# Excerpt provided
Observation data (J2000.0 epoch)
- Constellation: Pisces
- Right ascension: 01^{h} 19^{m} 34.97^{s}
- Declination: +32° 10′ 49.83″
- Redshift: 0.059715
- Heliocentric radial velocity: 17,902 km/s
- Distance: 812 Mly
- Apparent magnitude (V): 14.5
- Apparent magnitude (B): 16

Characteristics
- Type: WLRG Sy2
- Size: ~335,000 ly (102.6 kpc) (estimated)

Other designations
- 2MASX J01193495+3210495, PGC 4773, MCG +05-04-018, DA 41, OHIO C 328, WK 40, JVAS J0119+3210

= 4C 31.04 =

Radio galaxy in the constellation of Pisces

4C 31.04 known as MCG +05-04-018 or CGCG 502-027 NED02, is a radio galaxy located in the constellation of Pisces. The estimated redshift of the galaxy is (z) 0.060 and it was first discovered as an astronomical radio source in 1967 by astronomers who identified it to be associated with a close double pair of galaxies. The radio spectrum of the source is known to be both compact and steep, making it a compact steep spectrum (CSS) galaxy.

# Exercise directions
In the text on the radio galaxy 4C 31.04, reproduce verbatim the span that opens at the words "Observation data (J2000.0" and ends after the words "(102.6 kpc) (estimated)". These items come from a separate source, not from the text about 4C 31.04.

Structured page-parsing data

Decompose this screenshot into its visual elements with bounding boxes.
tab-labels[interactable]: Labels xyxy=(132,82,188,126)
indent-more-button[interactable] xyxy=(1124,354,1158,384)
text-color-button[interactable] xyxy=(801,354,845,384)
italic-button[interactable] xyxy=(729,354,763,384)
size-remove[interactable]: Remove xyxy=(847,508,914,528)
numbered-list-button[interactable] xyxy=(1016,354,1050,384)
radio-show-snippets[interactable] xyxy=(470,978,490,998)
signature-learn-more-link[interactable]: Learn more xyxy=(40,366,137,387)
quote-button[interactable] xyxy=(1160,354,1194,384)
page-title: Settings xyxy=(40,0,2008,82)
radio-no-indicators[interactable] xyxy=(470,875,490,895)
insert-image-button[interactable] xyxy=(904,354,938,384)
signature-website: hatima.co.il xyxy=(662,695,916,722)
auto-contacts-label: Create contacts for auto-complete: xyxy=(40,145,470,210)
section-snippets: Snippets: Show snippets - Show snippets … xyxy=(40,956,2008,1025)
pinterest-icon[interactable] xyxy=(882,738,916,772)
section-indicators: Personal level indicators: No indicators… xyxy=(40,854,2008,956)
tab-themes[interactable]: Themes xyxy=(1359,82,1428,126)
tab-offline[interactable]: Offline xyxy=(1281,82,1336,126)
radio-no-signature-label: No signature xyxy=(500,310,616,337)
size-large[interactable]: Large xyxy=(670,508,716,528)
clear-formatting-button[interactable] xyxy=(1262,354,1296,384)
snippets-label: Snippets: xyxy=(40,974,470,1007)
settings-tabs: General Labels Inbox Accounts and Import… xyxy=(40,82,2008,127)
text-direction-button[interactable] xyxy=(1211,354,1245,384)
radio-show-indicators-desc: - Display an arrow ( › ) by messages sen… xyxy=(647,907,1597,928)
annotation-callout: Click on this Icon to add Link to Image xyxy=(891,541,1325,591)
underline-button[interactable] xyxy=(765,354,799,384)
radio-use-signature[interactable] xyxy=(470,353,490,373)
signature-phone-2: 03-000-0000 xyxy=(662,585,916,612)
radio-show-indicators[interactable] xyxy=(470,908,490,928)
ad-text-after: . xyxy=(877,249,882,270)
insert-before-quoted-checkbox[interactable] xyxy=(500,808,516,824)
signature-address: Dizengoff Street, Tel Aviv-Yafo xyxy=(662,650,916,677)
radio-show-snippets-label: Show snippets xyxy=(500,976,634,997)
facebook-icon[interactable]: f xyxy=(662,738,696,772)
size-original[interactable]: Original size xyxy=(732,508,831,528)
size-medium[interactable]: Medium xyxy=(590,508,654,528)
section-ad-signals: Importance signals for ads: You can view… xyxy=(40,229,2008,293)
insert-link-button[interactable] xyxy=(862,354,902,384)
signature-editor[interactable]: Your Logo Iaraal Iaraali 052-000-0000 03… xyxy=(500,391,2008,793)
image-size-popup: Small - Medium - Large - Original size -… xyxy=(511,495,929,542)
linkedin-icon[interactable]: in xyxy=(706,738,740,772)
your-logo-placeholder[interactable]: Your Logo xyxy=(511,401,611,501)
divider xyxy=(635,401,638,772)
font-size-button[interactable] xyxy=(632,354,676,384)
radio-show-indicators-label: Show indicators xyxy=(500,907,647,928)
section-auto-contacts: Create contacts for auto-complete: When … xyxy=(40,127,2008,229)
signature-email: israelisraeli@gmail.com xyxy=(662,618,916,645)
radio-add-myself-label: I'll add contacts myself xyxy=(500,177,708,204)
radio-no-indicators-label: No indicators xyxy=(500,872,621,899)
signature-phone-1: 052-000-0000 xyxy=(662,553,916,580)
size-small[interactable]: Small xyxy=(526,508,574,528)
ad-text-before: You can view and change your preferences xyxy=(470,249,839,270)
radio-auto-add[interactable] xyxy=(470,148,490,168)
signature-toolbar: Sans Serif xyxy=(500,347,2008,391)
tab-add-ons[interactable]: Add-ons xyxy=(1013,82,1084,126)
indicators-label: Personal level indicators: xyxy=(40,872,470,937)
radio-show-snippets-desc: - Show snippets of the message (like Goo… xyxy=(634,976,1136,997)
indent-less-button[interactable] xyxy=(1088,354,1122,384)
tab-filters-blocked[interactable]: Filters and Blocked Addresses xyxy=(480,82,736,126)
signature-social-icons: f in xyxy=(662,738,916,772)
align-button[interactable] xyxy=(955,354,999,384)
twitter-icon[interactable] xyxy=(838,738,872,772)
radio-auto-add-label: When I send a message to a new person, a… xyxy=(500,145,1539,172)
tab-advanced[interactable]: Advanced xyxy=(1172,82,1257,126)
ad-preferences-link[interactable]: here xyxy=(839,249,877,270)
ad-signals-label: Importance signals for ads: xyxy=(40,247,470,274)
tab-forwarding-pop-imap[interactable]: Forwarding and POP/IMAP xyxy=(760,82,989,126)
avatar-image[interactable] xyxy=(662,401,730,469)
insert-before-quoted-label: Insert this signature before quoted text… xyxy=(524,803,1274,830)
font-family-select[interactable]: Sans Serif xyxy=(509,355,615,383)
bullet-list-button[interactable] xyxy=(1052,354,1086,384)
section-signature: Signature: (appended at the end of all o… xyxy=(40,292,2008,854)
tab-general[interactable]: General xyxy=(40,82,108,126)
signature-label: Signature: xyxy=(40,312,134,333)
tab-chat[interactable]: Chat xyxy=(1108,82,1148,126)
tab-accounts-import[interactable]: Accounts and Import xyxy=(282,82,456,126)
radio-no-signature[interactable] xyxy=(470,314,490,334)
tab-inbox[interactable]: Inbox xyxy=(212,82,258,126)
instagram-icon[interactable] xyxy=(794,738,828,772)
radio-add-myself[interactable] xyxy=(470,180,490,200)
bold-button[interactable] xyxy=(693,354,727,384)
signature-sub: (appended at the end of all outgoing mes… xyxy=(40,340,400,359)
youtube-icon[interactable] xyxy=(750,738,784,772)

# Task output
Observation data (J2000.0 epoch)
- Constellation: Pisces
- Right ascension: 01^{h} 19^{m} 34.97^{s}
- Declination: +32° 10′ 49.83″
- Redshift: 0.059715
- Heliocentric radial velocity: 17,902 km/s
- Distance: 812 Mly
- Apparent magnitude (V): 14.5
- Apparent magnitude (B): 16

Characteristics
- Type: WLRG Sy2
- Size: ~335,000 ly (102.6 kpc) (estimated)